▶ _STATED PROBLEM_
Would you output the whole listing below, exactly as it reads?

▶ _AVAILABLE DATA_

[start]

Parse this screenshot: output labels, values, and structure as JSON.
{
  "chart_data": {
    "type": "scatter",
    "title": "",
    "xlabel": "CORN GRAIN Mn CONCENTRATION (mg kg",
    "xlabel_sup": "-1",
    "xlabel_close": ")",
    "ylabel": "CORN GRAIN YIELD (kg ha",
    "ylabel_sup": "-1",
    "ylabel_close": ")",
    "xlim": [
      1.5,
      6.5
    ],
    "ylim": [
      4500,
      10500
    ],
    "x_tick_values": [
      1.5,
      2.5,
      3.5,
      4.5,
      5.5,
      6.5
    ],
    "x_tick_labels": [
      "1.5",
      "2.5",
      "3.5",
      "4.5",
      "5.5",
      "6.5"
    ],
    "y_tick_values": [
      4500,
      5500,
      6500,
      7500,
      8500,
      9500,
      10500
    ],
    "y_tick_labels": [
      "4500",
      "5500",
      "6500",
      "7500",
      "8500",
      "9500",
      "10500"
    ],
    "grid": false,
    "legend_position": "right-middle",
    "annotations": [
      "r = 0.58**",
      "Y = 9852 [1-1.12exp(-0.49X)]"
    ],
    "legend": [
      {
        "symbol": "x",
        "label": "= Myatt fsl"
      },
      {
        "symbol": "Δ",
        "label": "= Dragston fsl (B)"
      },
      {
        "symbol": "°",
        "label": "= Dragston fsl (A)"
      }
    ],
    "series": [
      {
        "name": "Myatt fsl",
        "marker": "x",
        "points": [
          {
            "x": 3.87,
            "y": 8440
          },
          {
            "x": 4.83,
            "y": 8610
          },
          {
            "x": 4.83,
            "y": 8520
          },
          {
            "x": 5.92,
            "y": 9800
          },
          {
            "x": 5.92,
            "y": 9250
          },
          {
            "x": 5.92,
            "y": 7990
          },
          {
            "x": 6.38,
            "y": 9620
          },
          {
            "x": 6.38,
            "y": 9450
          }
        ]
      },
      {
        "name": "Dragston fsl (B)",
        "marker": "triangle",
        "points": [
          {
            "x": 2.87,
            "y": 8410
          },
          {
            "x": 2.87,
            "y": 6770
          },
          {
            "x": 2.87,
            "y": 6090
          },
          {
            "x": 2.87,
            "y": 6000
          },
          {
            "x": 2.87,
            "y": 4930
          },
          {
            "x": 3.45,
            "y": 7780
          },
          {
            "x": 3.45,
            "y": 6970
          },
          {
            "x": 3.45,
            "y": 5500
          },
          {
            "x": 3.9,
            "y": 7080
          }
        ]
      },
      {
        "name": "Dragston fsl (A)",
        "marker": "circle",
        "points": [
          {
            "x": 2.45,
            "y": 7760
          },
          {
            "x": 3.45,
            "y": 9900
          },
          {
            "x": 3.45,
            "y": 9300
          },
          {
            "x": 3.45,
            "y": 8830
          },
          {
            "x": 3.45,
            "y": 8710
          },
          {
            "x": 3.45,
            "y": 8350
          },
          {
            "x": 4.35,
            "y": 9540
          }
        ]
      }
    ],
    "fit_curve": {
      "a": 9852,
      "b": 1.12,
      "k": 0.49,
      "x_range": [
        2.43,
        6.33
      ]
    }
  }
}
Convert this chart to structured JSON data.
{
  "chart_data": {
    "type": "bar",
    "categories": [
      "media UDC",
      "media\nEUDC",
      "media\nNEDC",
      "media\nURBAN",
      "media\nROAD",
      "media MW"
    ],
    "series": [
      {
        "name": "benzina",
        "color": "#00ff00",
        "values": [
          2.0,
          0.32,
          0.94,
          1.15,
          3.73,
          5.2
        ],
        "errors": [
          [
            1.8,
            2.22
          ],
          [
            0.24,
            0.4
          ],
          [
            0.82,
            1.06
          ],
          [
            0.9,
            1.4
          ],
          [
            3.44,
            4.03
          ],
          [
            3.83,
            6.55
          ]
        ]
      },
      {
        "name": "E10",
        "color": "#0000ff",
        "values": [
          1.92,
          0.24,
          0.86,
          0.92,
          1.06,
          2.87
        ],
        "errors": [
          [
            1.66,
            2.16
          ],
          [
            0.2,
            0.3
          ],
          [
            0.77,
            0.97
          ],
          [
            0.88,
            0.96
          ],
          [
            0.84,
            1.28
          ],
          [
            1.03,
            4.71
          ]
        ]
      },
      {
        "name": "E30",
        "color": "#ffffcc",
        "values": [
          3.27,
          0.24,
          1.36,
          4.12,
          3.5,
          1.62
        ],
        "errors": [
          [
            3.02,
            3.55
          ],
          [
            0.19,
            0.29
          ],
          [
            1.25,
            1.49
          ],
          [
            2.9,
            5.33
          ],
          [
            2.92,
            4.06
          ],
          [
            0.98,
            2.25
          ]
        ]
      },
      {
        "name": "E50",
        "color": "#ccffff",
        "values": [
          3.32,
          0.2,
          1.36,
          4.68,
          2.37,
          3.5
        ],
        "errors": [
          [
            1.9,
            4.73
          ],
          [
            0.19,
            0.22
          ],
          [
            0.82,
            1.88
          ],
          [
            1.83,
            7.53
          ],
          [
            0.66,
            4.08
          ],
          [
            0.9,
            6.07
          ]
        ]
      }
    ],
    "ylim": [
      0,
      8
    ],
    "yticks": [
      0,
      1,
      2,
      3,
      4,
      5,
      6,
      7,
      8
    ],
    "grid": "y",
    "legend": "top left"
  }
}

[end]

▶ _EXPECTED OUTPUT_
Parse this screenshot: output labels, values, and structure as JSON.
{
  "chart_data": {
    "type": "scatter",
    "title": "",
    "xlabel": "CORN GRAIN Mn CONCENTRATION (mg kg",
    "xlabel_sup": "-1",
    "xlabel_close": ")",
    "ylabel": "CORN GRAIN YIELD (kg ha",
    "ylabel_sup": "-1",
    "ylabel_close": ")",
    "xlim": [
      1.5,
      6.5
    ],
    "ylim": [
      4500,
      10500
    ],
    "x_tick_values": [
      1.5,
      2.5,
      3.5,
      4.5,
      5.5,
      6.5
    ],
    "x_tick_labels": [
      "1.5",
      "2.5",
      "3.5",
      "4.5",
      "5.5",
      "6.5"
    ],
    "y_tick_values": [
      4500,
      5500,
      6500,
      7500,
      8500,
      9500,
      10500
    ],
    "y_tick_labels": [
      "4500",
      "5500",
      "6500",
      "7500",
      "8500",
      "9500",
      "10500"
    ],
    "grid": false,
    "legend_position": "right-middle",
    "annotations": [
      "r = 0.58**",
      "Y = 9852 [1-1.12exp(-0.49X)]"
    ],
    "legend": [
      {
        "symbol": "x",
        "label": "= Myatt fsl"
      },
      {
        "symbol": "Δ",
        "label": "= Dragston fsl (B)"
      },
      {
        "symbol": "°",
        "label": "= Dragston fsl (A)"
      }
    ],
    "series": [
      {
        "name": "Myatt fsl",
        "marker": "x",
        "points": [
          {
            "x": 3.87,
            "y": 8440
          },
          {
            "x": 4.83,
            "y": 8610
          },
          {
            "x": 4.83,
            "y": 8520
          },
          {
            "x": 5.92,
            "y": 9800
          },
          {
            "x": 5.92,
            "y": 9250
          },
          {
            "x": 5.92,
            "y": 7990
          },
          {
            "x": 6.38,
            "y": 9620
          },
          {
            "x": 6.38,
            "y": 9450
          }
        ]
      },
      {
        "name": "Dragston fsl (B)",
        "marker": "triangle",
        "points": [
          {
            "x": 2.87,
            "y": 8410
          },
          {
            "x": 2.87,
            "y": 6770
          },
          {
            "x": 2.87,
            "y": 6090
          },
          {
            "x": 2.87,
            "y": 6000
          },
          {
            "x": 2.87,
            "y": 4930
          },
          {
            "x": 3.45,
            "y": 7780
          },
          {
            "x": 3.45,
            "y": 6970
          },
          {
            "x": 3.45,
            "y": 5500
          },
          {
            "x": 3.9,
            "y": 7080
          }
        ]
      },
      {
        "name": "Dragston fsl (A)",
        "marker": "circle",
        "points": [
          {
            "x": 2.45,
            "y": 7760
          },
          {
            "x": 3.45,
            "y": 9900
          },
          {
            "x": 3.45,
            "y": 9300
          },
          {
            "x": 3.45,
            "y": 8830
          },
          {
            "x": 3.45,
            "y": 8710
          },
          {
            "x": 3.45,
            "y": 8350
          },
          {
            "x": 4.35,
            "y": 9540
          }
        ]
      }
    ],
    "fit_curve": {
      "a": 9852,
      "b": 1.12,
      "k": 0.49,
      "x_range": [
        2.43,
        6.33
      ]
    }
  }
}
Convert this chart to structured JSON data.
{
  "chart_data": {
    "type": "bar",
    "categories": [
      "media UDC",
      "media\nEUDC",
      "media\nNEDC",
      "media\nURBAN",
      "media\nROAD",
      "media MW"
    ],
    "series": [
      {
        "name": "benzina",
        "color": "#00ff00",
        "values": [
          2.0,
          0.32,
          0.94,
          1.15,
          3.73,
          5.2
        ],
        "errors": [
          [
            1.8,
            2.22
          ],
          [
            0.24,
            0.4
          ],
          [
            0.82,
            1.06
          ],
          [
            0.9,
            1.4
          ],
          [
            3.44,
            4.03
          ],
          [
            3.83,
            6.55
          ]
        ]
      },
      {
        "name": "E10",
        "color": "#0000ff",
        "values": [
          1.92,
          0.24,
          0.86,
          0.92,
          1.06,
          2.87
        ],
        "errors": [
          [
            1.66,
            2.16
          ],
          [
            0.2,
            0.3
          ],
          [
            0.77,
            0.97
          ],
          [
            0.88,
            0.96
          ],
          [
            0.84,
            1.28
          ],
          [
            1.03,
            4.71
          ]
        ]
      },
      {
        "name": "E30",
        "color": "#ffffcc",
        "values": [
          3.27,
          0.24,
          1.36,
          4.12,
          3.5,
          1.62
        ],
        "errors": [
          [
            3.02,
            3.55
          ],
          [
            0.19,
            0.29
          ],
          [
            1.25,
            1.49
          ],
          [
            2.9,
            5.33
          ],
          [
            2.92,
            4.06
          ],
          [
            0.98,
            2.25
          ]
        ]
      },
      {
        "name": "E50",
        "color": "#ccffff",
        "values": [
          3.32,
          0.2,
          1.36,
          4.68,
          2.37,
          3.5
        ],
        "errors": [
          [
            1.9,
            4.73
          ],
          [
            0.19,
            0.22
          ],
          [
            0.82,
            1.88
          ],
          [
            1.83,
            7.53
          ],
          [
            0.66,
            4.08
          ],
          [
            0.9,
            6.07
          ]
        ]
      }
    ],
    "ylim": [
      0,
      8
    ],
    "yticks": [
      0,
      1,
      2,
      3,
      4,
      5,
      6,
      7,
      8
    ],
    "grid": "y",
    "legend": "top left"
  }
}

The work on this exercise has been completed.